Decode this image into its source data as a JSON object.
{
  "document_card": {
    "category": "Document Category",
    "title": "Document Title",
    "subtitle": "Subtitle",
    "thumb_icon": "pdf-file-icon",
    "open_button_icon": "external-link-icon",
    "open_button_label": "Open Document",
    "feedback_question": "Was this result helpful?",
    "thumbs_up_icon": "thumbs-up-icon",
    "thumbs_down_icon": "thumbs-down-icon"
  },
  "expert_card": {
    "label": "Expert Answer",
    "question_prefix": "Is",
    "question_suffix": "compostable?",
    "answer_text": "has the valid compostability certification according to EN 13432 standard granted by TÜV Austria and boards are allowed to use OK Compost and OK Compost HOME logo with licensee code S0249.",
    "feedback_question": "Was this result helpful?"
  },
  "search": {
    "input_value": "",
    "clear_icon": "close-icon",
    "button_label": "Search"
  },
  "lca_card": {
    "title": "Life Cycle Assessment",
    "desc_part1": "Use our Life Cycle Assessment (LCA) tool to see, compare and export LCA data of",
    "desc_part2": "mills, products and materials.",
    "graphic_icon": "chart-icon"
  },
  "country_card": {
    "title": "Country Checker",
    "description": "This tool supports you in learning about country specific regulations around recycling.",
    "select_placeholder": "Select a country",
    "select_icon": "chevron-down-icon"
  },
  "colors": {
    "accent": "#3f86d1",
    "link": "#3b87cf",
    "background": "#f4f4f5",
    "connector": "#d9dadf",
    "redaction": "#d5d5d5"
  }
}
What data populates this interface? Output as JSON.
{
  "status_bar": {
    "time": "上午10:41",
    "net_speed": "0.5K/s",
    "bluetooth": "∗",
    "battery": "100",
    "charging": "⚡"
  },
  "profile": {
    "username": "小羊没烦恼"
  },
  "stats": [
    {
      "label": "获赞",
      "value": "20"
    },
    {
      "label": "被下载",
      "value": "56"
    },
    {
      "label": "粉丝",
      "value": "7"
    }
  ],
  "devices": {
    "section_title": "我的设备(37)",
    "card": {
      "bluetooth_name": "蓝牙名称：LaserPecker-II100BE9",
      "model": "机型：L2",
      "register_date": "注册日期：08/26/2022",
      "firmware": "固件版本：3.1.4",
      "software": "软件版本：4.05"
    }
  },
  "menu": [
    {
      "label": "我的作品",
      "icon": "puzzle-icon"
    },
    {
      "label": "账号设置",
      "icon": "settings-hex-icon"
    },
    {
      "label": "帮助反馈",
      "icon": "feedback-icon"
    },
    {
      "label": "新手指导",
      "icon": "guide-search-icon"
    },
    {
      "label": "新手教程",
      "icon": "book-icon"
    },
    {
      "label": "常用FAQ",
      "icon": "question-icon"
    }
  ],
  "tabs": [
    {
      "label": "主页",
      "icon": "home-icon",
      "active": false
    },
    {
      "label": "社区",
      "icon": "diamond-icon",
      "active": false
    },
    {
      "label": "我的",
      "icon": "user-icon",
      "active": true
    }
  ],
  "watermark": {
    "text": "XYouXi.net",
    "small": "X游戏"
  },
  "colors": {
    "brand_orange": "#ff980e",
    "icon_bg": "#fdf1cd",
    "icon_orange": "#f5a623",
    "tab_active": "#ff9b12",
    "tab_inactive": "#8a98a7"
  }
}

+++

> _Job_
Copy out each record from above, exactly.

> _Solution to this problem_
Decode this image into its source data as a JSON object.
{
  "document_card": {
    "category": "Document Category",
    "title": "Document Title",
    "subtitle": "Subtitle",
    "thumb_icon": "pdf-file-icon",
    "open_button_icon": "external-link-icon",
    "open_button_label": "Open Document",
    "feedback_question": "Was this result helpful?",
    "thumbs_up_icon": "thumbs-up-icon",
    "thumbs_down_icon": "thumbs-down-icon"
  },
  "expert_card": {
    "label": "Expert Answer",
    "question_prefix": "Is",
    "question_suffix": "compostable?",
    "answer_text": "has the valid compostability certification according to EN 13432 standard granted by TÜV Austria and boards are allowed to use OK Compost and OK Compost HOME logo with licensee code S0249.",
    "feedback_question": "Was this result helpful?"
  },
  "search": {
    "input_value": "",
    "clear_icon": "close-icon",
    "button_label": "Search"
  },
  "lca_card": {
    "title": "Life Cycle Assessment",
    "desc_part1": "Use our Life Cycle Assessment (LCA) tool to see, compare and export LCA data of",
    "desc_part2": "mills, products and materials.",
    "graphic_icon": "chart-icon"
  },
  "country_card": {
    "title": "Country Checker",
    "description": "This tool supports you in learning about country specific regulations around recycling.",
    "select_placeholder": "Select a country",
    "select_icon": "chevron-down-icon"
  },
  "colors": {
    "accent": "#3f86d1",
    "link": "#3b87cf",
    "background": "#f4f4f5",
    "connector": "#d9dadf",
    "redaction": "#d5d5d5"
  }
}
What data populates this interface? Output as JSON.
{
  "status_bar": {
    "time": "上午10:41",
    "net_speed": "0.5K/s",
    "bluetooth": "∗",
    "battery": "100",
    "charging": "⚡"
  },
  "profile": {
    "username": "小羊没烦恼"
  },
  "stats": [
    {
      "label": "获赞",
      "value": "20"
    },
    {
      "label": "被下载",
      "value": "56"
    },
    {
      "label": "粉丝",
      "value": "7"
    }
  ],
  "devices": {
    "section_title": "我的设备(37)",
    "card": {
      "bluetooth_name": "蓝牙名称：LaserPecker-II100BE9",
      "model": "机型：L2",
      "register_date": "注册日期：08/26/2022",
      "firmware": "固件版本：3.1.4",
      "software": "软件版本：4.05"
    }
  },
  "menu": [
    {
      "label": "我的作品",
      "icon": "puzzle-icon"
    },
    {
      "label": "账号设置",
      "icon": "settings-hex-icon"
    },
    {
      "label": "帮助反馈",
      "icon": "feedback-icon"
    },
    {
      "label": "新手指导",
      "icon": "guide-search-icon"
    },
    {
      "label": "新手教程",
      "icon": "book-icon"
    },
    {
      "label": "常用FAQ",
      "icon": "question-icon"
    }
  ],
  "tabs": [
    {
      "label": "主页",
      "icon": "home-icon",
      "active": false
    },
    {
      "label": "社区",
      "icon": "diamond-icon",
      "active": false
    },
    {
      "label": "我的",
      "icon": "user-icon",
      "active": true
    }
  ],
  "watermark": {
    "text": "XYouXi.net",
    "small": "X游戏"
  },
  "colors": {
    "brand_orange": "#ff980e",
    "icon_bg": "#fdf1cd",
    "icon_orange": "#f5a623",
    "tab_active": "#ff9b12",
    "tab_inactive": "#8a98a7"
  }
}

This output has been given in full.